*EXCERPT*
Inconsistent with the findings of this research, the study results of Vakilian et al. [38] after 7-session of CBT for pregnant women with low sexual function score, demonstrated no significant difference in the sexual function and sexual satisfaction of the women in the intervention group compared to those in the control group one and three months after the intervention, which is probably due to the different study population and tools used. In addition, Wannakosit et al. [39] following a session of sexual education during pregnancy, reported no significant difference in the sexual behaviors and sexual satisfaction of women in the intervention group compared to those in the control group, twelve weeks after the intervention. The reason for the contradictory results can be attributed to the few numbers of training sessions and the different population of the study in the aforementioned study.
Strengths and limitations
Designing the study based on clinical trials principles, such as random allocation and allocation concealment to eliminate the selection bias in addition to having no attrition rate were among the strengths of this study. There are some limitations in this research, including self-reporting of data, impossibility of blinding the participants due to the nature of the study, lack of long-term follow-up, and failure to investigate the spouses, due to the taboo of sexual issues in Iran and their unwillingness to participate in the study. Moreover, the baseline mean score of sexual assertiveness and satisfaction was very close to the cut-off limit in all groups. The findings may be different, if the studied population had lower baseline assertiveness and satisfaction. Therefore, it is suggested to perform further studies in other population.
Conclusion
The results of the present study revealed that CBT and sexual health education are effective in improving newly married women’s sexual assertiveness and satisfaction. Considering that sexual health education compared to CBT does not require complex counseling skills and can be easily provided by women’s health care providers in health centers during a few sessions, it can be used as a preferred approach in promoting sexual assertiveness and satisfaction of newly married women with low sexual expression power.

*EXTRACTED DATA*
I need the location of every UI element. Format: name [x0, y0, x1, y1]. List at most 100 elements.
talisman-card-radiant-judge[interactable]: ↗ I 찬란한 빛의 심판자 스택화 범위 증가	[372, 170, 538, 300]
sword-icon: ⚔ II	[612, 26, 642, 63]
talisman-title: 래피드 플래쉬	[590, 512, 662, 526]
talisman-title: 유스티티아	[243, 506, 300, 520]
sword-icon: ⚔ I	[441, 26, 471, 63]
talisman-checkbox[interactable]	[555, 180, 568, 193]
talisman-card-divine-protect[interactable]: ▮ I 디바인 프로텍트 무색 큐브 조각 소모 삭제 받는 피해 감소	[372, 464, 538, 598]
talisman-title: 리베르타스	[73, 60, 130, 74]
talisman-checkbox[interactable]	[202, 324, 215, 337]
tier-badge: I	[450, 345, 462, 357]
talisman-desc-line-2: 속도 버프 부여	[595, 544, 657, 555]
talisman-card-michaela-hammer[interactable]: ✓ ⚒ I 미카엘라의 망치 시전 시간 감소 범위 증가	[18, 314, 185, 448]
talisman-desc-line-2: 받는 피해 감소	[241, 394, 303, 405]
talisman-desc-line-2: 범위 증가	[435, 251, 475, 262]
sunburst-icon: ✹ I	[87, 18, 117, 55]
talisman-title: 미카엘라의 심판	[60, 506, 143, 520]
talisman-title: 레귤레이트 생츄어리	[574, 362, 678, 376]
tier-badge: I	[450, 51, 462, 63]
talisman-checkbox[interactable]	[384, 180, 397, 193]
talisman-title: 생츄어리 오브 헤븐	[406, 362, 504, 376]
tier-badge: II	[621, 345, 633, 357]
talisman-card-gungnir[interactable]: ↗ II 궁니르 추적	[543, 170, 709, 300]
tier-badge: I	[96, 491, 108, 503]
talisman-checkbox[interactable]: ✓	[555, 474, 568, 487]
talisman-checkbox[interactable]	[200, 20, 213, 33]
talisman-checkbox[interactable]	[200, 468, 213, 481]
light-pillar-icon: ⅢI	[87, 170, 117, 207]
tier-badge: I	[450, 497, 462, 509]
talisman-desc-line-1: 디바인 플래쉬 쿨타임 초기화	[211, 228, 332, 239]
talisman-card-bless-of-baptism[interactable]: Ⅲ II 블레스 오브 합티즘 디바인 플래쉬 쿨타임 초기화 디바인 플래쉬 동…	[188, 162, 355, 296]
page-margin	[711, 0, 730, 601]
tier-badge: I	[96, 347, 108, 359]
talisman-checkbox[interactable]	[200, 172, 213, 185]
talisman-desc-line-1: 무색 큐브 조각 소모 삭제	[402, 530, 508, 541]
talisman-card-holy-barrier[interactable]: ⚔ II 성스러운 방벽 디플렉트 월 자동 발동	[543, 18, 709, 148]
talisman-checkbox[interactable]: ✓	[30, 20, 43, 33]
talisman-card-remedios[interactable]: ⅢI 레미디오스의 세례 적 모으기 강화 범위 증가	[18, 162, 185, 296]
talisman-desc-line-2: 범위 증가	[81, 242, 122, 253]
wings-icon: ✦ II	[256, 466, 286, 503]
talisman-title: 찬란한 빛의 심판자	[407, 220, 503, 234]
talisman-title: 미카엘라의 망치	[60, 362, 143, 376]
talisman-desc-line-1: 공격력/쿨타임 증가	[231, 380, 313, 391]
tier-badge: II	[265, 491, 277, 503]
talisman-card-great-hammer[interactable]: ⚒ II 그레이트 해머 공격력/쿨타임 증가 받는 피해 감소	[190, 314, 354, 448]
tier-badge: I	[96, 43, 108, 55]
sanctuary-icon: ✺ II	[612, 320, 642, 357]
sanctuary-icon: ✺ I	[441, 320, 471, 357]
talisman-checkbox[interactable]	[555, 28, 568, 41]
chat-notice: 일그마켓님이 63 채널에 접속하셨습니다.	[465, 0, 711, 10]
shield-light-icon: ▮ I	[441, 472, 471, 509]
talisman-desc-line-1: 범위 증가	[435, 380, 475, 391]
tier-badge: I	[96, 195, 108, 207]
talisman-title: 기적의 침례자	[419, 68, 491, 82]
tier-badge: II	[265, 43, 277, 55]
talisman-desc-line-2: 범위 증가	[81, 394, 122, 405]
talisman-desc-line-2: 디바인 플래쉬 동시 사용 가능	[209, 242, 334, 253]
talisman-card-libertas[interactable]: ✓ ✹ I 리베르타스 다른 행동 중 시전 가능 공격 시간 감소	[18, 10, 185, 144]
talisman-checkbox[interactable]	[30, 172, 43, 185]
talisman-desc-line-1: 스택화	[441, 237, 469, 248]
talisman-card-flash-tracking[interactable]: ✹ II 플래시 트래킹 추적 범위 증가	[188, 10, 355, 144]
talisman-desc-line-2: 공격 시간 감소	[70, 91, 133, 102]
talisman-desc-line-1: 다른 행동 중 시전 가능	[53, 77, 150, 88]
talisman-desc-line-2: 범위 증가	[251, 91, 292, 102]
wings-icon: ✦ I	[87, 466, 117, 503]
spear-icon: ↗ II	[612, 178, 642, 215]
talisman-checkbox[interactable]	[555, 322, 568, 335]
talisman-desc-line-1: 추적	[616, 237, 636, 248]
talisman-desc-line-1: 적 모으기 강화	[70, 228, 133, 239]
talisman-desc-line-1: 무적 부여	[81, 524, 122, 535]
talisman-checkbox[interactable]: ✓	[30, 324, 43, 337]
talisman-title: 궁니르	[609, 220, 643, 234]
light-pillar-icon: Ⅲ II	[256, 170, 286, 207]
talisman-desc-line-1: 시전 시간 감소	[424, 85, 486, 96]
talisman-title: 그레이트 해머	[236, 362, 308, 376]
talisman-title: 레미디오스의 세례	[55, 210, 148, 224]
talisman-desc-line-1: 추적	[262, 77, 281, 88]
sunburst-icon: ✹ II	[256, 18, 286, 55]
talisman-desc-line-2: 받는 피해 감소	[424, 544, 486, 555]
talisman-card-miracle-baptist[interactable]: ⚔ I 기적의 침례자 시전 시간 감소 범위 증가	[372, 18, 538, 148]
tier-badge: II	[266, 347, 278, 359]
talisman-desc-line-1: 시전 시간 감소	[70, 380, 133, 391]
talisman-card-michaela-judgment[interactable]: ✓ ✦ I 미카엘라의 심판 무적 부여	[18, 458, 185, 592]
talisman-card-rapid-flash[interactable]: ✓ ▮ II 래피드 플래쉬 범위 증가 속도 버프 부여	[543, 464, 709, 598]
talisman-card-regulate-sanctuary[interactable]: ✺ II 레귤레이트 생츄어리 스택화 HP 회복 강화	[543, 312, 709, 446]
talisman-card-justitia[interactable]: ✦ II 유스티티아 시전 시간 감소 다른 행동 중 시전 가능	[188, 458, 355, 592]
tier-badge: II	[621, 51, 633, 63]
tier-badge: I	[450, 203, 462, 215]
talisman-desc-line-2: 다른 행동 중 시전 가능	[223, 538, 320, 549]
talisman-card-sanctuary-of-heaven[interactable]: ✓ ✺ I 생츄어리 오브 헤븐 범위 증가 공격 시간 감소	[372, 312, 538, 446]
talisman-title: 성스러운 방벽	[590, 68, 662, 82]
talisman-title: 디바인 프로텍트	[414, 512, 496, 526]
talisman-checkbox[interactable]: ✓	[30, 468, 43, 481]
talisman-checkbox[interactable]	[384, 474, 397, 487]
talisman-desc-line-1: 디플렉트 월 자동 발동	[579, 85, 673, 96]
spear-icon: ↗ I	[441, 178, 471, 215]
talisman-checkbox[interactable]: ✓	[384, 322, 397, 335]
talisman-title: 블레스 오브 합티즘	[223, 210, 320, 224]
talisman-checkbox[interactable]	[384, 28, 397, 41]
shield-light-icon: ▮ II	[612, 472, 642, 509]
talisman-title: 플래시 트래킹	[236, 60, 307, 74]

*EXERCISE REQUIREMENTS*
A: Reproduce the part of the excerpt on sexual health education that opens with the words containing "Strengths and limitations" and closes with "in other population.".
B: In the excerpt on sexual health education, turn the paragraph beginning "Designing the study based on clinical trials principles" into a short bulleted list that keeps its main facts.
C: Translate this sentence from the excerpt on sexual health education into Spanish: "The findings may be different, if the studied population had lower baseline assertiveness and satisfaction."
The rows are separate material and have no connection to the excerpt.

*EXERCISE RESPONSES*
A:
Strengths and limitations
Designing the study based on clinical trials principles, such as random allocation and allocation concealment to eliminate the selection bias in addition to having no attrition rate were among the strengths of this study. There are some limitations in this research, including self-reporting of data, impossibility of blinding the participants due to the nature of the study, lack of long-term follow-up, and failure to investigate the spouses, due to the taboo of sexual issues in Iran and their unwillingness to participate in the study. Moreover, the baseline mean score of sexual assertiveness and satisfaction was very close to the cut-off limit in all groups. The findings may be different, if the studied population had lower baseline assertiveness and satisfaction. Therefore, it is suggested to perform further studies in other population.

B:
- Strengths: the study followed clinical trial principles, including random allocation and allocation concealment to eliminate selection bias, and it had no attrition.
- Limitations: the data were self-reported, participants could not be blinded, there was no long-term follow-up, and spouses were not studied because sexual issues are taboo in Iran and spouses were unwilling to take part.
- Baseline mean scores for sexual assertiveness and satisfaction were very close to the cut-off in all groups, so findings might differ in a population with lower baseline scores.
- Further studies in other populations are suggested.

C: Los hallazgos podrían ser diferentes si la población estudiada tuviera una asertividad y una satisfacción basales más bajas.